> **Information provided**
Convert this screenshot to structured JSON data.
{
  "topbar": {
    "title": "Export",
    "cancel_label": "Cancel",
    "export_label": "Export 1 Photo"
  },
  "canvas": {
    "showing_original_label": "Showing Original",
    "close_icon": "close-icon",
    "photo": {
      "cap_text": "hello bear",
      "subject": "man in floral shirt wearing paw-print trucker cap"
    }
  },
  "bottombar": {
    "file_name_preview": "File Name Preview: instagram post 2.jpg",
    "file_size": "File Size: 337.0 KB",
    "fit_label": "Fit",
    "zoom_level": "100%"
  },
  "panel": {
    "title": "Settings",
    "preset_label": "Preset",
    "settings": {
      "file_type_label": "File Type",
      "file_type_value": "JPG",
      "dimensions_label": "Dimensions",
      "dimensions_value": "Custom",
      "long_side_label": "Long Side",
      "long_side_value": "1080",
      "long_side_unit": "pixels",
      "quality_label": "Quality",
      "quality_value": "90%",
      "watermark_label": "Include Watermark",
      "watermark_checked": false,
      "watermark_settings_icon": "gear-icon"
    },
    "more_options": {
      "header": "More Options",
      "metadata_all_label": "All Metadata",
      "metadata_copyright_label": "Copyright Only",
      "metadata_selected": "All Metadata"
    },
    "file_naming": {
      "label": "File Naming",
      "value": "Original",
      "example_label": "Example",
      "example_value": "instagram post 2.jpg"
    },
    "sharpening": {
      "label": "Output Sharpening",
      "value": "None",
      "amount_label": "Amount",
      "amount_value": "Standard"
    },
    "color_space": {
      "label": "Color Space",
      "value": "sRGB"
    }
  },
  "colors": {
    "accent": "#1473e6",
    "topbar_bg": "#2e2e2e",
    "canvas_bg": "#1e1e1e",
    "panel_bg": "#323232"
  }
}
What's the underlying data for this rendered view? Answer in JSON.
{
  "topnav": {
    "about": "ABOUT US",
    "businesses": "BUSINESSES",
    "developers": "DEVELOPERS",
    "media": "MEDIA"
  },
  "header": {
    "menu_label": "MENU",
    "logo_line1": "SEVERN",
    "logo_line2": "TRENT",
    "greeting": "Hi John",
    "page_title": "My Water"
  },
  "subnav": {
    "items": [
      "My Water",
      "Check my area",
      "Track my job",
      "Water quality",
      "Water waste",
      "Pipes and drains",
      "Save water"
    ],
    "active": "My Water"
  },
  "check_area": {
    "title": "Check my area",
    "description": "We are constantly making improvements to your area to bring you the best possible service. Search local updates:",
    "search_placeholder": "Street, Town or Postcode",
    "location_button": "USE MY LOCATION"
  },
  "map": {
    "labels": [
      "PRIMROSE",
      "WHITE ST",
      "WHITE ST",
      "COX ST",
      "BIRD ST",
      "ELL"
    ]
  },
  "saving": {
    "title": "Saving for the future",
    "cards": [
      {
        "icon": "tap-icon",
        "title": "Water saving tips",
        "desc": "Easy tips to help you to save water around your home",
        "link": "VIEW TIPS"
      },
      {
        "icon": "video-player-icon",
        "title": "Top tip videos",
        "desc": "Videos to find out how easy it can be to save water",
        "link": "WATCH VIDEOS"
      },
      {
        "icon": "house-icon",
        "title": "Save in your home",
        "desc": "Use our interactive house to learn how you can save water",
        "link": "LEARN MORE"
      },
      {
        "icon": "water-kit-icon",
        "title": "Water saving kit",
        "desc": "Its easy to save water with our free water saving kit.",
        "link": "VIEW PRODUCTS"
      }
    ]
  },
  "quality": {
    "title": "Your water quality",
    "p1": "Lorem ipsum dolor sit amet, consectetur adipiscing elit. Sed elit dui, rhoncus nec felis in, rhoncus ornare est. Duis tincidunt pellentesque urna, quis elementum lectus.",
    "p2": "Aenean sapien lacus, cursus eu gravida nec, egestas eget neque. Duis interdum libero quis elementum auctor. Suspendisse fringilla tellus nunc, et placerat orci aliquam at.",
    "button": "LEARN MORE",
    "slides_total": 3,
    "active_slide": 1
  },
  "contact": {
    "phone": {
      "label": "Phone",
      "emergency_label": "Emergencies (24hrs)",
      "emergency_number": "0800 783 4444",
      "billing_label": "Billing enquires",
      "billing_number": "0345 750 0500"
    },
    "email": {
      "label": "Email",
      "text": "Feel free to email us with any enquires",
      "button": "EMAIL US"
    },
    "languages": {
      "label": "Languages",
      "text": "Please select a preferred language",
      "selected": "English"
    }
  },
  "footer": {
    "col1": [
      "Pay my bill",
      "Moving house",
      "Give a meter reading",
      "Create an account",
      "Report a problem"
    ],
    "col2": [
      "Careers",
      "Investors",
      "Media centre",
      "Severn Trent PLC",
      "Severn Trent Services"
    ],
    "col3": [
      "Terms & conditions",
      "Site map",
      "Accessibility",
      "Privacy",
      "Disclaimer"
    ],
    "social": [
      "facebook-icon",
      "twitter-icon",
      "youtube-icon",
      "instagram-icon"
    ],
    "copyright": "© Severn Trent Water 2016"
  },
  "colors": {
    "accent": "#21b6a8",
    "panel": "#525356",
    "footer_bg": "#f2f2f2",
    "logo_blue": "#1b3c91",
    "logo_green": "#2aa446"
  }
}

> **Work to be completed**
Find how many lines in the material hold the word "Original" and state that number alone.

> **Full output**
2